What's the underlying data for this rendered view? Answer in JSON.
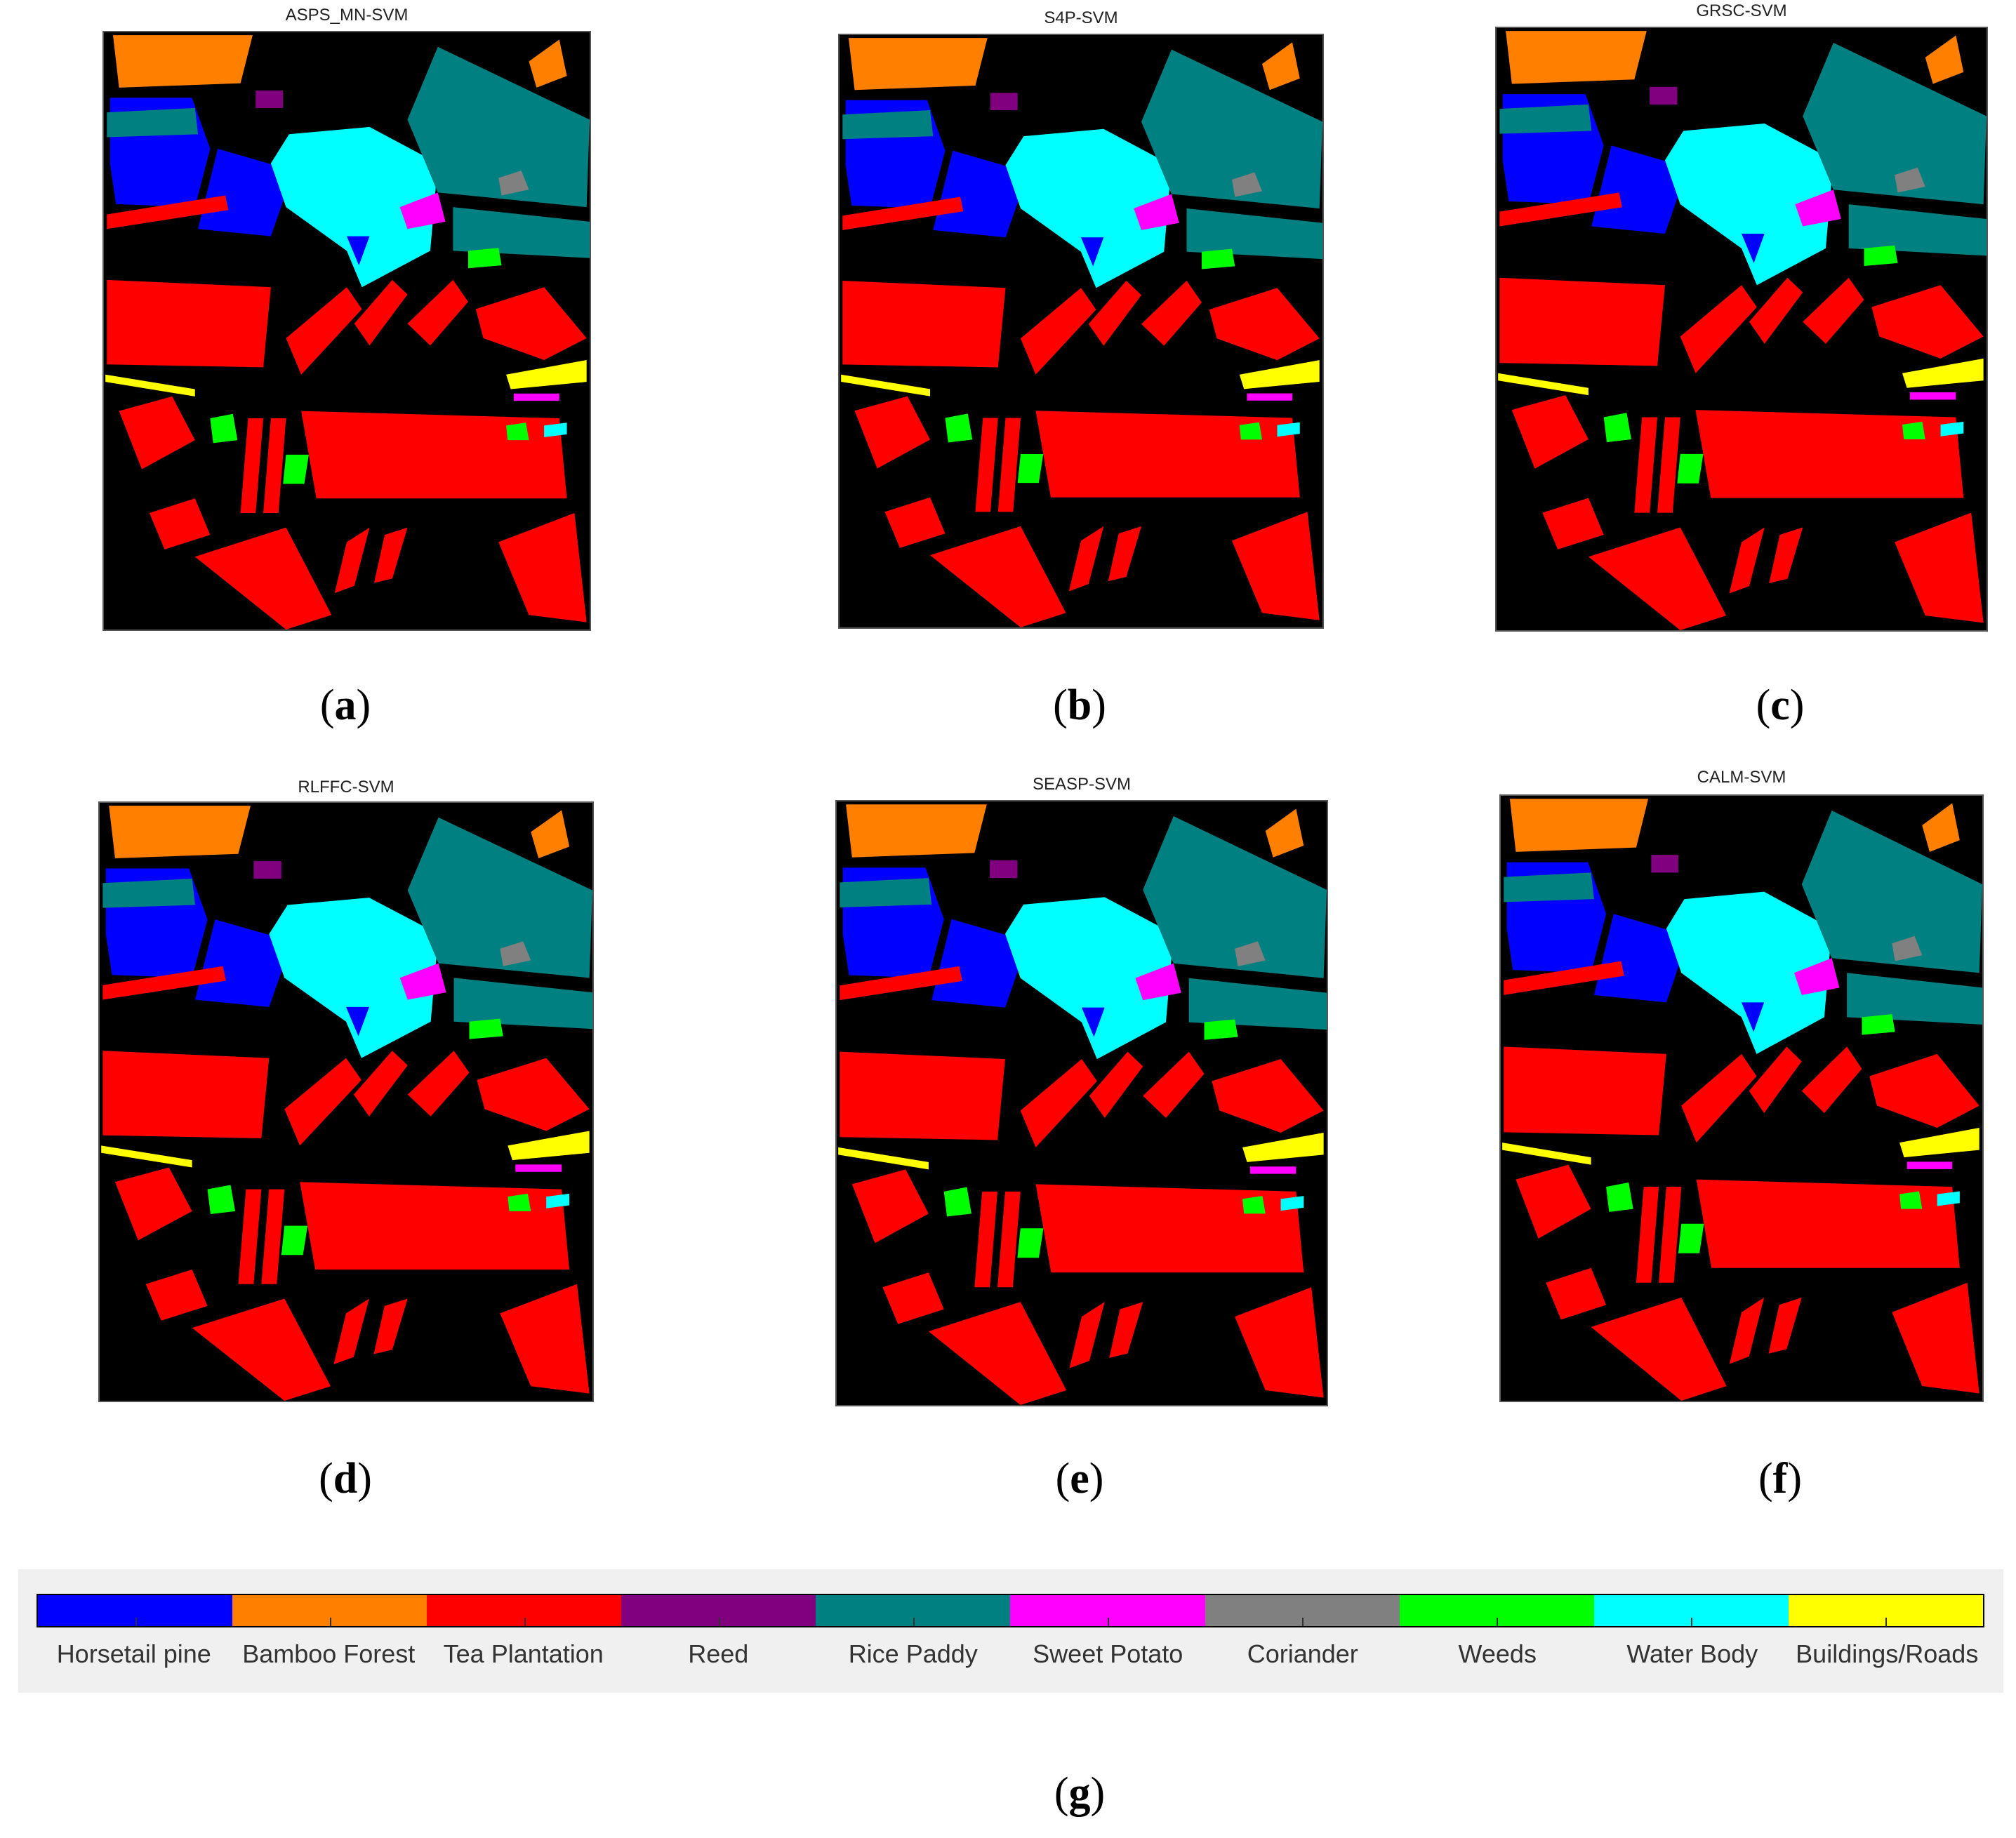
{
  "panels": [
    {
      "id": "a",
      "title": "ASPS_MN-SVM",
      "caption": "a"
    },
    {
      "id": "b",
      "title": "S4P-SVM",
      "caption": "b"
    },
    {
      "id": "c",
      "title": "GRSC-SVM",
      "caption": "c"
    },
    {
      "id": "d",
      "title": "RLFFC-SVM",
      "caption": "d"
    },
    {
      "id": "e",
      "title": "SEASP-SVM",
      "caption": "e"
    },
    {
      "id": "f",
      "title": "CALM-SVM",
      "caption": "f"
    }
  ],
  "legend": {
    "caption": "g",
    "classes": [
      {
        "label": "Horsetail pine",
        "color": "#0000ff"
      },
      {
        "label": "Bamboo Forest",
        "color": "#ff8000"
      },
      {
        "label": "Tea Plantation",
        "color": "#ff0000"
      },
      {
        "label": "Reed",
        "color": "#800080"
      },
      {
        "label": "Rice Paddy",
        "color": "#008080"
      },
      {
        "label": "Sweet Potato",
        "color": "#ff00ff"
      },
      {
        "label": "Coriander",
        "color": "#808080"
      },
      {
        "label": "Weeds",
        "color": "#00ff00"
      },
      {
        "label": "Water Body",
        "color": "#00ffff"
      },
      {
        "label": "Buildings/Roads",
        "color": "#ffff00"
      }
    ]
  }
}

** What you should do **
State only the count of lines above that hold the string "label".

** Solution for this problem **
10